◆ Stated goal
Each line below that contains "JSON" counts once; report the total and nothing more.

-- Begin Dataset content --

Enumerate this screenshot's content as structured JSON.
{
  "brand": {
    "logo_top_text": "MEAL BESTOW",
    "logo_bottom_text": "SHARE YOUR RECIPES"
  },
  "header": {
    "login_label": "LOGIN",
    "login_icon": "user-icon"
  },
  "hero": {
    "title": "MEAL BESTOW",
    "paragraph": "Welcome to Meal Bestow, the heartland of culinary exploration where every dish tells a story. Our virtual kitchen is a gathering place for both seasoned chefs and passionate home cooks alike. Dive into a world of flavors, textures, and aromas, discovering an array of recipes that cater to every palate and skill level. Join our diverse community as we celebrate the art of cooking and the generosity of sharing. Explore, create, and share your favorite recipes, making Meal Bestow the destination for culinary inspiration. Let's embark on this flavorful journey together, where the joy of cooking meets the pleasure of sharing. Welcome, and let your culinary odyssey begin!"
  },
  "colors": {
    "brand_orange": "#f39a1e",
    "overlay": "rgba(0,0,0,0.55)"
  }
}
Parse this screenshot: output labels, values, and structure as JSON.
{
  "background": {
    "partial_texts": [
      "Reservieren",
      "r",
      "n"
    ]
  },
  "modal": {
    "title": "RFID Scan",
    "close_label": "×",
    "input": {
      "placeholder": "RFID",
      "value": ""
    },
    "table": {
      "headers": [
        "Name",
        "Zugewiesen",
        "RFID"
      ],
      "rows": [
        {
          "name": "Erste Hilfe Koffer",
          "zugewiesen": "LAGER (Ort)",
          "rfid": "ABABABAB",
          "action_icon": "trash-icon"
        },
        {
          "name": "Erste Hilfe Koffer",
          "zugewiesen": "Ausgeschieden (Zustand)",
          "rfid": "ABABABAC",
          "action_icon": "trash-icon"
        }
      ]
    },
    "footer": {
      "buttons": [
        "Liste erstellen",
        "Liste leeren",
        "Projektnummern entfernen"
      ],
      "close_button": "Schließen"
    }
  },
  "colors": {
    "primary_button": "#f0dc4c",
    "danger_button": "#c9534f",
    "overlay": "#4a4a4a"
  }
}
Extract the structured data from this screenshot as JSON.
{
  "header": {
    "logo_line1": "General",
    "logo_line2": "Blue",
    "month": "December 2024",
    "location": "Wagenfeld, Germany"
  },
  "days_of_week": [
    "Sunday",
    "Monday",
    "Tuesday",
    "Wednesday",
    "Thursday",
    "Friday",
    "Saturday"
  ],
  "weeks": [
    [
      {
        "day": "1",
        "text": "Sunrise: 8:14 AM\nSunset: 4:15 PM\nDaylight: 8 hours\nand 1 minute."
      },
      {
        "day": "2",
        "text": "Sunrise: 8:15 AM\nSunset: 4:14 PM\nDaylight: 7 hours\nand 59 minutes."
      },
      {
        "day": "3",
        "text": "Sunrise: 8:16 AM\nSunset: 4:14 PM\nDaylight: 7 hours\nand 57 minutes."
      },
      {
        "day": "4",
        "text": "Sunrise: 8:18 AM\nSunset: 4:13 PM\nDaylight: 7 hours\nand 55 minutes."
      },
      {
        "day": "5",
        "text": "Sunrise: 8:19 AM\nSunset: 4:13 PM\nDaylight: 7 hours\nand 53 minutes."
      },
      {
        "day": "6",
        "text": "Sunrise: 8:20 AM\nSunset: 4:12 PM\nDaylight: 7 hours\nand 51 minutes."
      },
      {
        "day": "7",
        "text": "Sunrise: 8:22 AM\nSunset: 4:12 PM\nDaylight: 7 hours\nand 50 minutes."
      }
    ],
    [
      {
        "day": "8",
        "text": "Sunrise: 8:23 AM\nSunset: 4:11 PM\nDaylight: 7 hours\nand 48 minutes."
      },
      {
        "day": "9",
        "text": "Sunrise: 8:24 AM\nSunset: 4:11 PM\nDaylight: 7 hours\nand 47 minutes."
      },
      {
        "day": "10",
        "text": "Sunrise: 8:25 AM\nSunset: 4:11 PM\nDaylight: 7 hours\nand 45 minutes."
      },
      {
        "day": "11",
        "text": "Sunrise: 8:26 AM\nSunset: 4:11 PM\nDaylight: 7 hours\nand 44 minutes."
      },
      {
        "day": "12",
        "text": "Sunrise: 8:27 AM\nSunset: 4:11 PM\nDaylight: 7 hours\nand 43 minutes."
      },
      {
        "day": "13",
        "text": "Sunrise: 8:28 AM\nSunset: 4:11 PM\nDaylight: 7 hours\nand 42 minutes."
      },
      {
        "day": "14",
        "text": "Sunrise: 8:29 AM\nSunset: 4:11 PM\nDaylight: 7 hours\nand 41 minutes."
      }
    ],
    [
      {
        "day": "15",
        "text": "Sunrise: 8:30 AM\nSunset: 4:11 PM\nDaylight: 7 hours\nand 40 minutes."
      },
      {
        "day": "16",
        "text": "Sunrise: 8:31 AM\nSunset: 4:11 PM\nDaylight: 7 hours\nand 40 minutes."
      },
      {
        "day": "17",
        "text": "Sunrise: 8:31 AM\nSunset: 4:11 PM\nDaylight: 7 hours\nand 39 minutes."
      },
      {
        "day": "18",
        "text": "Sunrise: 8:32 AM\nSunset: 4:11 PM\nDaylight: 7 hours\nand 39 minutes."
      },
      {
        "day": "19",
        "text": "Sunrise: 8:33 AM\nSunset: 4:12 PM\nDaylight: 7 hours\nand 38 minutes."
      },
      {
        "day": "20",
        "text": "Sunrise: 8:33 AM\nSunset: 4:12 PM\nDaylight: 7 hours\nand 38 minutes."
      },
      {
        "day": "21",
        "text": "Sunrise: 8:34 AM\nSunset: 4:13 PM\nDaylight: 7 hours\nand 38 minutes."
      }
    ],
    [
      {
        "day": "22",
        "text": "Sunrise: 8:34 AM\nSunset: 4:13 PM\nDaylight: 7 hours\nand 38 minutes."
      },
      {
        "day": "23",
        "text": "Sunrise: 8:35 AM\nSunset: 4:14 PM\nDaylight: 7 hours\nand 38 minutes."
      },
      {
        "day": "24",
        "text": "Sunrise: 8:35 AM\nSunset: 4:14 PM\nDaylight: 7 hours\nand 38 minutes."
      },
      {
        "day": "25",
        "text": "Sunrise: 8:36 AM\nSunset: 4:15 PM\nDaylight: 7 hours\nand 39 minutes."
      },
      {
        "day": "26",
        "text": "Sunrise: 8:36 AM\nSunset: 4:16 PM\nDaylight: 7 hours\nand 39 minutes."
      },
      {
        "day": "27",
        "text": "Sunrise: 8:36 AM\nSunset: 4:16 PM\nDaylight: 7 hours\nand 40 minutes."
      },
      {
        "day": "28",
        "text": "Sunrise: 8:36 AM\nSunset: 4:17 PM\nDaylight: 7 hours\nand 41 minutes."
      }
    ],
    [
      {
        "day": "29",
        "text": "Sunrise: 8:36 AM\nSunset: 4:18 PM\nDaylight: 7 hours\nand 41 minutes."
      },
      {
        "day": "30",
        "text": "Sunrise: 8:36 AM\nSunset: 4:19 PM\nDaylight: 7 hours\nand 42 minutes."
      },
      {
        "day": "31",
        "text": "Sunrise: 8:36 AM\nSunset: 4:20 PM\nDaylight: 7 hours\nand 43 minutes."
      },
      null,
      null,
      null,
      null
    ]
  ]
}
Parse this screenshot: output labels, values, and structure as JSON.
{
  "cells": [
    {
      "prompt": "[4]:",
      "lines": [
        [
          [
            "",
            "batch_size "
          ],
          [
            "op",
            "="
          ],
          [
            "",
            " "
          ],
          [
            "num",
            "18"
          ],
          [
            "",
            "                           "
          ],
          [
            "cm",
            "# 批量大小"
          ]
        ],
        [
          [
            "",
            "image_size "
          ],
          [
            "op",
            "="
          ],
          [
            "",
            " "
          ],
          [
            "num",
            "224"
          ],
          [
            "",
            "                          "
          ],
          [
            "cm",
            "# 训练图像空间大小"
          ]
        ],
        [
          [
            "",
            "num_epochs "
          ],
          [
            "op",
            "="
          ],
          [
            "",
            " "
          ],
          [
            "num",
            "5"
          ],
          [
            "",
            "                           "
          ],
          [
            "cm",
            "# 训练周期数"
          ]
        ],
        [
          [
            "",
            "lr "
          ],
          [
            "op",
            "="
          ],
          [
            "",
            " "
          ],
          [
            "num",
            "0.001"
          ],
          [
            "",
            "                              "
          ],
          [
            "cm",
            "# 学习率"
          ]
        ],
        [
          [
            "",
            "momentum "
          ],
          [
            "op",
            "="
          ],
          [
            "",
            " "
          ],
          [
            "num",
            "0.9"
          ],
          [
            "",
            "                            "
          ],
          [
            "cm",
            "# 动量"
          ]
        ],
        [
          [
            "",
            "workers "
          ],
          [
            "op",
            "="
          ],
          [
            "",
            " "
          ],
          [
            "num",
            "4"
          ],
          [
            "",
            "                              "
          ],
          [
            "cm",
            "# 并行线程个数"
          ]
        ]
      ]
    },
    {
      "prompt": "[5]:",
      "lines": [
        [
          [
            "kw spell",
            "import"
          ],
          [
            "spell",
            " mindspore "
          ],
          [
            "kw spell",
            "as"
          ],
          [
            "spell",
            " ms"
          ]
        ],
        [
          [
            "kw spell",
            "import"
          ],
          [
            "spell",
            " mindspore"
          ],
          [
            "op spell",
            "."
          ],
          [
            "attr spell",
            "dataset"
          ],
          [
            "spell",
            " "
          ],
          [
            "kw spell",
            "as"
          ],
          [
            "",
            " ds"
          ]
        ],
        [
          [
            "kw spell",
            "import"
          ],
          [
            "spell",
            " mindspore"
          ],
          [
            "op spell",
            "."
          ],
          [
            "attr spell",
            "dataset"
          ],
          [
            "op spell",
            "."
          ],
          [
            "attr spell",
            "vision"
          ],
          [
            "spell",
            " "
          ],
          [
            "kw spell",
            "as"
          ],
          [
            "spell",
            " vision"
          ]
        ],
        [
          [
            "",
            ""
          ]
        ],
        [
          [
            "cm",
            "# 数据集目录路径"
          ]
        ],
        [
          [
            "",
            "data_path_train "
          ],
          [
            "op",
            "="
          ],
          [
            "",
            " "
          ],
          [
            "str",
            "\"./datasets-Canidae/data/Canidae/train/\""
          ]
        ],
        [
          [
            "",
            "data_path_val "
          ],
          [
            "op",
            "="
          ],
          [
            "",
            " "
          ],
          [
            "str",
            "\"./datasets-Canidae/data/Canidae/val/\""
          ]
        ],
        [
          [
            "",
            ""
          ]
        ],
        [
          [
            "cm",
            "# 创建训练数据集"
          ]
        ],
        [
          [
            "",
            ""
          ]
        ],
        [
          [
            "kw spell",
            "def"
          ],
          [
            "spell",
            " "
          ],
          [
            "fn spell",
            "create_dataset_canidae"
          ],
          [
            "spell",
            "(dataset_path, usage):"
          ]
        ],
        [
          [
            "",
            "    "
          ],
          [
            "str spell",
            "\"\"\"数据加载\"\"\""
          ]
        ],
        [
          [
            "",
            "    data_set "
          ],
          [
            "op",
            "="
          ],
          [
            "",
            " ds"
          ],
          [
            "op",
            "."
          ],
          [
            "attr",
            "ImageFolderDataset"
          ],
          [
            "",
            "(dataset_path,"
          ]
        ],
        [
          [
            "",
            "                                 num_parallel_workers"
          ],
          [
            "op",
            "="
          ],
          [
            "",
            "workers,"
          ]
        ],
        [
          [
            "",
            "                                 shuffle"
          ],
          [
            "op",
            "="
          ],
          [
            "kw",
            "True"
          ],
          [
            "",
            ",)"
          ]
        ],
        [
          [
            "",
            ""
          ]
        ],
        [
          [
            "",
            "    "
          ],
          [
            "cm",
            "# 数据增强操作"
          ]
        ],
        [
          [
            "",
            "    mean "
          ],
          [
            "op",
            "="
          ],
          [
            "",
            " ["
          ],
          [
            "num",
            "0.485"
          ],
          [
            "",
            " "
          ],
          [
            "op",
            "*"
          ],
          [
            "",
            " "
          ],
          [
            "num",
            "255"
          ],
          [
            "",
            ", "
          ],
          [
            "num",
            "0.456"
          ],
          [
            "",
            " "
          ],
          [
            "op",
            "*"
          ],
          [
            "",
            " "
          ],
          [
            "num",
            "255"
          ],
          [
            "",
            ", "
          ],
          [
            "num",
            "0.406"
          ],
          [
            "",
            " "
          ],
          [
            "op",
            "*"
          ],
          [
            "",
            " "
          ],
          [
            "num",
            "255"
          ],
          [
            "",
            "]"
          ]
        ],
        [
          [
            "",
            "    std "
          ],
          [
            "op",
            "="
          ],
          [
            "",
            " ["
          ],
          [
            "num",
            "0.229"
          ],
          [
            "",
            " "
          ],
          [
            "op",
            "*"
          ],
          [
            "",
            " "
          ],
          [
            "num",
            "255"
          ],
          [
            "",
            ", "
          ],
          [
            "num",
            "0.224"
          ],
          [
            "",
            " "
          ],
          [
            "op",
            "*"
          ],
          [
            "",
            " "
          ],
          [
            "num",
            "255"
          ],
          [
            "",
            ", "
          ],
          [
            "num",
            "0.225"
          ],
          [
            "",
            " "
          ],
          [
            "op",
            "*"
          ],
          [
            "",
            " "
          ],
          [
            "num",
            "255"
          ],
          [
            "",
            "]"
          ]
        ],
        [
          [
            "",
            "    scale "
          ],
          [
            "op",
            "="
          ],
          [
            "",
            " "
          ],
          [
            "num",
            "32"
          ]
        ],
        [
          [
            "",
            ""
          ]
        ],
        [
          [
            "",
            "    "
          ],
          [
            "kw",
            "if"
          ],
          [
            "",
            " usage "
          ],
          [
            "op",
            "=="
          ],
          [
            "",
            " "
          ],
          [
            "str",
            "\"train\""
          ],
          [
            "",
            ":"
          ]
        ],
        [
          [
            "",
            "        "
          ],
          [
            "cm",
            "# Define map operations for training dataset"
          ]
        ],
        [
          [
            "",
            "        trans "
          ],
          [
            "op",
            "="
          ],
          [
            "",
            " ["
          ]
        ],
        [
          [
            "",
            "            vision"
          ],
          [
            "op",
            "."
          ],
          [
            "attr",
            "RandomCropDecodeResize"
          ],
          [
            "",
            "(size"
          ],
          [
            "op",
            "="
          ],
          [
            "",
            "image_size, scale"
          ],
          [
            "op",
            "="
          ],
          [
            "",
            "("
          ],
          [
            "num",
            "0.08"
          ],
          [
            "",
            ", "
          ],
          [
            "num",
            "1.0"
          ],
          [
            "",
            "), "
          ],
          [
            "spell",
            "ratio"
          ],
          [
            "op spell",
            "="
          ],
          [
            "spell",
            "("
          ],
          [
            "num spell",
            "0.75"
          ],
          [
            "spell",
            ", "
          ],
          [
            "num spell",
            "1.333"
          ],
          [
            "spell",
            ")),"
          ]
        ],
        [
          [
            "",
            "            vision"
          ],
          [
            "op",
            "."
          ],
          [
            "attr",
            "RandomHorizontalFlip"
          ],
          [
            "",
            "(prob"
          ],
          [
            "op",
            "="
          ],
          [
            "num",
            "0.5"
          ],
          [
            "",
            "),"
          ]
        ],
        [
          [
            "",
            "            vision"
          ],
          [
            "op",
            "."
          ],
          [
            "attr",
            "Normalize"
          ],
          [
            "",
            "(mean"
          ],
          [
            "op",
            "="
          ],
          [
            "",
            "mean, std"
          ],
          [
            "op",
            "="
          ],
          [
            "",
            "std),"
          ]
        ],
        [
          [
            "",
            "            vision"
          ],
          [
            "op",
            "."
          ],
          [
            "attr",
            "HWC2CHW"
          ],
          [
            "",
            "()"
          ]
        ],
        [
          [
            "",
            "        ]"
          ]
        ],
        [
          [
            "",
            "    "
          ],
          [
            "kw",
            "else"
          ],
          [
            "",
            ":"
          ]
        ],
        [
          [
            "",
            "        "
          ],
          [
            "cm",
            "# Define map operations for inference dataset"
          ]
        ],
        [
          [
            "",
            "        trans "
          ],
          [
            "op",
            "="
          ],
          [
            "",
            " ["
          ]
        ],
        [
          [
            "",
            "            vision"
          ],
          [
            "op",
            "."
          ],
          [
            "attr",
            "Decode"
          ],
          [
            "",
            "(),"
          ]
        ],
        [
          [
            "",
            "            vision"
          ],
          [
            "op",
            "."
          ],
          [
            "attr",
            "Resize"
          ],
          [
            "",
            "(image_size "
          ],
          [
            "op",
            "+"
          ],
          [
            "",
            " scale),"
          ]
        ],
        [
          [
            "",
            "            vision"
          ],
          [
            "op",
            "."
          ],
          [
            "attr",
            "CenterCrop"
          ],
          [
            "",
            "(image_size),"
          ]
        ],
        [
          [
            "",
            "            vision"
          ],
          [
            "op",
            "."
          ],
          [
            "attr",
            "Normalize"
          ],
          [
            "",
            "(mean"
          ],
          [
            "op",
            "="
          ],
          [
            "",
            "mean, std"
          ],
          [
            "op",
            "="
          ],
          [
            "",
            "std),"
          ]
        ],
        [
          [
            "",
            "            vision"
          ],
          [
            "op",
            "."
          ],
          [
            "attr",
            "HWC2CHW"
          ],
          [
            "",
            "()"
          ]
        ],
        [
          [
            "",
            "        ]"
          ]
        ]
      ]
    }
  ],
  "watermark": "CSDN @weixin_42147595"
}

-- End Dataset content --

◆ The reply
4